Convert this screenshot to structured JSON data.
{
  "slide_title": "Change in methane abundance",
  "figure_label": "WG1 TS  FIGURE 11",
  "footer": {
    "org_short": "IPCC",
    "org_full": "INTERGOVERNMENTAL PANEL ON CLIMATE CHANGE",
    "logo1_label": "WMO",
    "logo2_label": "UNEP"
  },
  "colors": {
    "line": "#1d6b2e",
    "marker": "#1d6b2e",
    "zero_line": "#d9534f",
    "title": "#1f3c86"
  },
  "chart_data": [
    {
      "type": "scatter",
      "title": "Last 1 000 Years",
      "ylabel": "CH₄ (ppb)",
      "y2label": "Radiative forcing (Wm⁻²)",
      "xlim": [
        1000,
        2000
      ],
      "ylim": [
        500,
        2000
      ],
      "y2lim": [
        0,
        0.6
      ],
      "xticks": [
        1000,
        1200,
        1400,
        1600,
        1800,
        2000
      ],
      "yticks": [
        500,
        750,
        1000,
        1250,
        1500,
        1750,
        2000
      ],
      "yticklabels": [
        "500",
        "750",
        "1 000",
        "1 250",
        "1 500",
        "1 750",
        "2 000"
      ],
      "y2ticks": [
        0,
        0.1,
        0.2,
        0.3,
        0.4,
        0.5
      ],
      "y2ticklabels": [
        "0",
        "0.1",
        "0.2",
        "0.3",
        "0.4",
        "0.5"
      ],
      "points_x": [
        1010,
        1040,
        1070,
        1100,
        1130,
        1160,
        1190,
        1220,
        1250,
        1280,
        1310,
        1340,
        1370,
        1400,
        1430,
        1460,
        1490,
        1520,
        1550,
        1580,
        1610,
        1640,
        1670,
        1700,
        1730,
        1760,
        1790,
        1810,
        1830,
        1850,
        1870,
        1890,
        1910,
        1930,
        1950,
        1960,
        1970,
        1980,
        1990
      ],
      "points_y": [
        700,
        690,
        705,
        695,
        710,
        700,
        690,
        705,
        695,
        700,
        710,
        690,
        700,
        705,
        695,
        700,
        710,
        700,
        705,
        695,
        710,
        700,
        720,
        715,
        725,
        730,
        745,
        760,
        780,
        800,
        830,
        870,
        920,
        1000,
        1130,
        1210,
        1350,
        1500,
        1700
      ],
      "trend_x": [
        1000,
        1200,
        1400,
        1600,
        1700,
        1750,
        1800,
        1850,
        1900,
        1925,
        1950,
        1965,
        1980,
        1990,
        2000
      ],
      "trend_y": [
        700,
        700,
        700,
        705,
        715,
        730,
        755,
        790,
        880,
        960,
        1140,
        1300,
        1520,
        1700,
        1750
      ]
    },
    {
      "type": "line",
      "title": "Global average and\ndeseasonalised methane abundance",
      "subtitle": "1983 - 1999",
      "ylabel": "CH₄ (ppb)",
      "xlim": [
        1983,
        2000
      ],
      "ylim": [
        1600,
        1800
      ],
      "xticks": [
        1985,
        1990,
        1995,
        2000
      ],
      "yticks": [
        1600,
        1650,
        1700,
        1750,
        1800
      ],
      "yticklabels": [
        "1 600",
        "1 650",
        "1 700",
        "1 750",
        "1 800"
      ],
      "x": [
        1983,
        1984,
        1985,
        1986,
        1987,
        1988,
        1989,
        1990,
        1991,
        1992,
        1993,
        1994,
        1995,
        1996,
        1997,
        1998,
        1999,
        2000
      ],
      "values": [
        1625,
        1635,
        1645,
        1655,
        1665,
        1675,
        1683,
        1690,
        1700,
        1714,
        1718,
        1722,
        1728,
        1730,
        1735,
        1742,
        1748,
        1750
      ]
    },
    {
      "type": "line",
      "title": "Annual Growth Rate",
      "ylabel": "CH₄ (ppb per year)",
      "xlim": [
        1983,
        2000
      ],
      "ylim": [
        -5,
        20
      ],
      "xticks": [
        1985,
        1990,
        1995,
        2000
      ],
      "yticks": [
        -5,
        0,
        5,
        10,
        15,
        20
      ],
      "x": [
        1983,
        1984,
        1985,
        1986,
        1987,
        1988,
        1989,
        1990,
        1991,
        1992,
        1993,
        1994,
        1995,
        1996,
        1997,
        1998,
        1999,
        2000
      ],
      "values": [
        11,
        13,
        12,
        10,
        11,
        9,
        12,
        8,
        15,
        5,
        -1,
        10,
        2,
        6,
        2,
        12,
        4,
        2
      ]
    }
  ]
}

◆ YOUR INSTRUCTIONS: Each entry above is to be printed again exactly.

◆ FINISHED ANSWER:
Convert this screenshot to structured JSON data.
{
  "slide_title": "Change in methane abundance",
  "figure_label": "WG1 TS  FIGURE 11",
  "footer": {
    "org_short": "IPCC",
    "org_full": "INTERGOVERNMENTAL PANEL ON CLIMATE CHANGE",
    "logo1_label": "WMO",
    "logo2_label": "UNEP"
  },
  "colors": {
    "line": "#1d6b2e",
    "marker": "#1d6b2e",
    "zero_line": "#d9534f",
    "title": "#1f3c86"
  },
  "chart_data": [
    {
      "type": "scatter",
      "title": "Last 1 000 Years",
      "ylabel": "CH₄ (ppb)",
      "y2label": "Radiative forcing (Wm⁻²)",
      "xlim": [
        1000,
        2000
      ],
      "ylim": [
        500,
        2000
      ],
      "y2lim": [
        0,
        0.6
      ],
      "xticks": [
        1000,
        1200,
        1400,
        1600,
        1800,
        2000
      ],
      "yticks": [
        500,
        750,
        1000,
        1250,
        1500,
        1750,
        2000
      ],
      "yticklabels": [
        "500",
        "750",
        "1 000",
        "1 250",
        "1 500",
        "1 750",
        "2 000"
      ],
      "y2ticks": [
        0,
        0.1,
        0.2,
        0.3,
        0.4,
        0.5
      ],
      "y2ticklabels": [
        "0",
        "0.1",
        "0.2",
        "0.3",
        "0.4",
        "0.5"
      ],
      "points_x": [
        1010,
        1040,
        1070,
        1100,
        1130,
        1160,
        1190,
        1220,
        1250,
        1280,
        1310,
        1340,
        1370,
        1400,
        1430,
        1460,
        1490,
        1520,
        1550,
        1580,
        1610,
        1640,
        1670,
        1700,
        1730,
        1760,
        1790,
        1810,
        1830,
        1850,
        1870,
        1890,
        1910,
        1930,
        1950,
        1960,
        1970,
        1980,
        1990
      ],
      "points_y": [
        700,
        690,
        705,
        695,
        710,
        700,
        690,
        705,
        695,
        700,
        710,
        690,
        700,
        705,
        695,
        700,
        710,
        700,
        705,
        695,
        710,
        700,
        720,
        715,
        725,
        730,
        745,
        760,
        780,
        800,
        830,
        870,
        920,
        1000,
        1130,
        1210,
        1350,
        1500,
        1700
      ],
      "trend_x": [
        1000,
        1200,
        1400,
        1600,
        1700,
        1750,
        1800,
        1850,
        1900,
        1925,
        1950,
        1965,
        1980,
        1990,
        2000
      ],
      "trend_y": [
        700,
        700,
        700,
        705,
        715,
        730,
        755,
        790,
        880,
        960,
        1140,
        1300,
        1520,
        1700,
        1750
      ]
    },
    {
      "type": "line",
      "title": "Global average and\ndeseasonalised methane abundance",
      "subtitle": "1983 - 1999",
      "ylabel": "CH₄ (ppb)",
      "xlim": [
        1983,
        2000
      ],
      "ylim": [
        1600,
        1800
      ],
      "xticks": [
        1985,
        1990,
        1995,
        2000
      ],
      "yticks": [
        1600,
        1650,
        1700,
        1750,
        1800
      ],
      "yticklabels": [
        "1 600",
        "1 650",
        "1 700",
        "1 750",
        "1 800"
      ],
      "x": [
        1983,
        1984,
        1985,
        1986,
        1987,
        1988,
        1989,
        1990,
        1991,
        1992,
        1993,
        1994,
        1995,
        1996,
        1997,
        1998,
        1999,
        2000
      ],
      "values": [
        1625,
        1635,
        1645,
        1655,
        1665,
        1675,
        1683,
        1690,
        1700,
        1714,
        1718,
        1722,
        1728,
        1730,
        1735,
        1742,
        1748,
        1750
      ]
    },
    {
      "type": "line",
      "title": "Annual Growth Rate",
      "ylabel": "CH₄ (ppb per year)",
      "xlim": [
        1983,
        2000
      ],
      "ylim": [
        -5,
        20
      ],
      "xticks": [
        1985,
        1990,
        1995,
        2000
      ],
      "yticks": [
        -5,
        0,
        5,
        10,
        15,
        20
      ],
      "x": [
        1983,
        1984,
        1985,
        1986,
        1987,
        1988,
        1989,
        1990,
        1991,
        1992,
        1993,
        1994,
        1995,
        1996,
        1997,
        1998,
        1999,
        2000
      ],
      "values": [
        11,
        13,
        12,
        10,
        11,
        9,
        12,
        8,
        15,
        5,
        -1,
        10,
        2,
        6,
        2,
        12,
        4,
        2
      ]
    }
  ]
}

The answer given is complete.